Copy the records below verbatim, from the line containing "svg-text:VCC: VCC: [224, 7, 254, 25]" up to and including the line containing "resistor R1: [101, 170, 153, 185]".

**Exercise material:**
----------------
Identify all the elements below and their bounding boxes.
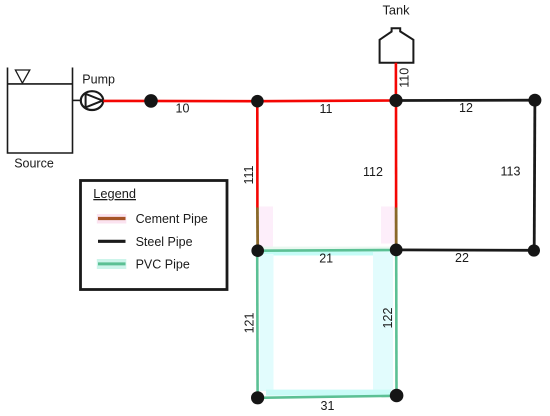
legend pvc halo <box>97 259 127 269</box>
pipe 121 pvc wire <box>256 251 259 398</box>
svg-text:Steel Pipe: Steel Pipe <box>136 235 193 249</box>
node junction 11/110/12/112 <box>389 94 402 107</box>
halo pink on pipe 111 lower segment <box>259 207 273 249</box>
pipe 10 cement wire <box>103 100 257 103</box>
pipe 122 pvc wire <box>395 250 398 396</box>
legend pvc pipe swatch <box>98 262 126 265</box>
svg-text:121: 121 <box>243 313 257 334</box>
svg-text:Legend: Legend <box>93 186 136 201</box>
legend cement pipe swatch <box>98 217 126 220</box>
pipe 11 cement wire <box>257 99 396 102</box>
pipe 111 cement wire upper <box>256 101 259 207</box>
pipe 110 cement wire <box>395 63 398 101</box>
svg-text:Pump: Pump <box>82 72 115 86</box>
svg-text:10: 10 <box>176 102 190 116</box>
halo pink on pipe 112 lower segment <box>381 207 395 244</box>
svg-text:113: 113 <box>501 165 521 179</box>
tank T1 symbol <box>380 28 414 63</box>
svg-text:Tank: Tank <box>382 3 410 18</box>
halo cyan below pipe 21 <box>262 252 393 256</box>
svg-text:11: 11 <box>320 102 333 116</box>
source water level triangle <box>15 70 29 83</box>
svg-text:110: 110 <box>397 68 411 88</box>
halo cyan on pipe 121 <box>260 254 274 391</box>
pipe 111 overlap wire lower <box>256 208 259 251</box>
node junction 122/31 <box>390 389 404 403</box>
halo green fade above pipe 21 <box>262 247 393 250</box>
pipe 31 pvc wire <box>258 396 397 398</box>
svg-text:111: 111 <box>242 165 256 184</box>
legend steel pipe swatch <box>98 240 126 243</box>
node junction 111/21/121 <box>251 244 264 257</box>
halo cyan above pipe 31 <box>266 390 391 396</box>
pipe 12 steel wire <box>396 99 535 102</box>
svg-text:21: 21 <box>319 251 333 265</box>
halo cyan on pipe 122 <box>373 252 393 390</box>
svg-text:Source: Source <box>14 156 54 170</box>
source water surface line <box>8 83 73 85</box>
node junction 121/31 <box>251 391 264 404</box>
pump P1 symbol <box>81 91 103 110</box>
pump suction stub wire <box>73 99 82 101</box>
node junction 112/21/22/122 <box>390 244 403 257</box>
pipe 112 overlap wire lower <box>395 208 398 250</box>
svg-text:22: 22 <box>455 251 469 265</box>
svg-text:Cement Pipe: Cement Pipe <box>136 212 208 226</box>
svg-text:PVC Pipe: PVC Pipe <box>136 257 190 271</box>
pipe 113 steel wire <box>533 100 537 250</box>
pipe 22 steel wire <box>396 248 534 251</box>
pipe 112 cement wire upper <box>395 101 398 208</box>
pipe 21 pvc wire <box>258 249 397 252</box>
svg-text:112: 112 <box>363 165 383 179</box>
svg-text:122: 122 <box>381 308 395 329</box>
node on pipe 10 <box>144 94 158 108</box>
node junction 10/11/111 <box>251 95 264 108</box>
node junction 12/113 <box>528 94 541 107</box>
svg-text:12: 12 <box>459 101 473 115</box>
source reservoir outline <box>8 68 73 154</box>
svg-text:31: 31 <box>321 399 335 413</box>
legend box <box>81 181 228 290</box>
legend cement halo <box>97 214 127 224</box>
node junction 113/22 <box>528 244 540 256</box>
----------------
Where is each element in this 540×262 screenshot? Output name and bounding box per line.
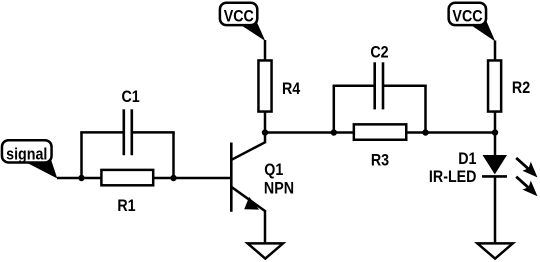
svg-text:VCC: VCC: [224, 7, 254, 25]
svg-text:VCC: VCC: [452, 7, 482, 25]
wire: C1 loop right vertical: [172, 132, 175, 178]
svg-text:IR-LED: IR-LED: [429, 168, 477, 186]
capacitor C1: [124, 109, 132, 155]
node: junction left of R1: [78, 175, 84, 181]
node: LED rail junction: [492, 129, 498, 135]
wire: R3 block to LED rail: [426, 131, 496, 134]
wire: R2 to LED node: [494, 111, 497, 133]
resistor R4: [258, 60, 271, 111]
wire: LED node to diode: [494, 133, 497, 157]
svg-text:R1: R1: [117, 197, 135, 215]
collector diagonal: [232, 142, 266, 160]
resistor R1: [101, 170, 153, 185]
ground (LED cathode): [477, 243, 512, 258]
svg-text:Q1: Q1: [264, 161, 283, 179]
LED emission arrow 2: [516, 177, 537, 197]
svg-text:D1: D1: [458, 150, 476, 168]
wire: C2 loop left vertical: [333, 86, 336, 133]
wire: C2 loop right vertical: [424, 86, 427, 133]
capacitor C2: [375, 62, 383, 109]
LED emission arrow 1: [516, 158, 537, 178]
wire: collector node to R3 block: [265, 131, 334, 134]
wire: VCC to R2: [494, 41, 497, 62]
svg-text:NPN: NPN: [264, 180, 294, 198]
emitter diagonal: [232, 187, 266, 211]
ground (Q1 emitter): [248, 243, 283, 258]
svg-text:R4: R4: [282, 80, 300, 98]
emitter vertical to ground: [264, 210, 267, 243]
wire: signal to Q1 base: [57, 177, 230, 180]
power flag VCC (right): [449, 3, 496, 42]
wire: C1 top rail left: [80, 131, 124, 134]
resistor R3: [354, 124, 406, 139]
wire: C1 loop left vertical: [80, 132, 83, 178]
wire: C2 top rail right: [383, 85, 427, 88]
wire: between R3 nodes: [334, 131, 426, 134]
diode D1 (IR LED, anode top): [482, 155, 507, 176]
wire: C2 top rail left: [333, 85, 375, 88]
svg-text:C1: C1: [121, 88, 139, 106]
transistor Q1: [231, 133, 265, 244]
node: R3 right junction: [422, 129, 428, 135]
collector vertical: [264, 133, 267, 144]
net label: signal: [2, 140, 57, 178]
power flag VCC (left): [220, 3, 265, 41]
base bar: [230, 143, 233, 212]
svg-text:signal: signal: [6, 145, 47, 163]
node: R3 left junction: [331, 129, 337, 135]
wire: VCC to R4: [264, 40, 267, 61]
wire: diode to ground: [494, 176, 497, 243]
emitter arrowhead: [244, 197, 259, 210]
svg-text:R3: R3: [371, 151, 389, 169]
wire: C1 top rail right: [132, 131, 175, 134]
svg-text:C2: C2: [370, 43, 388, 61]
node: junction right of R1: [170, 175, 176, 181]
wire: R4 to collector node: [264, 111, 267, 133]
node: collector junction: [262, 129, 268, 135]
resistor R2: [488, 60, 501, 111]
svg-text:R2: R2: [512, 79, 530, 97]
----------------
**Exercise solution:**
svg-text:VCC: VCC: [224, 7, 254, 25]
svg-text:VCC: VCC: [452, 7, 482, 25]
wire: C1 loop right vertical: [172, 132, 175, 178]
svg-text:IR-LED: IR-LED: [429, 168, 477, 186]
capacitor C1: [124, 109, 132, 155]
node: junction left of R1: [78, 175, 84, 181]
node: LED rail junction: [492, 129, 498, 135]
wire: R3 block to LED rail: [426, 131, 496, 134]
wire: R2 to LED node: [494, 111, 497, 133]
resistor R4: [258, 60, 271, 111]
wire: LED node to diode: [494, 133, 497, 157]
svg-text:R1: R1: [117, 197, 135, 215]
collector diagonal: [232, 142, 266, 160]
resistor R1: [101, 170, 153, 185]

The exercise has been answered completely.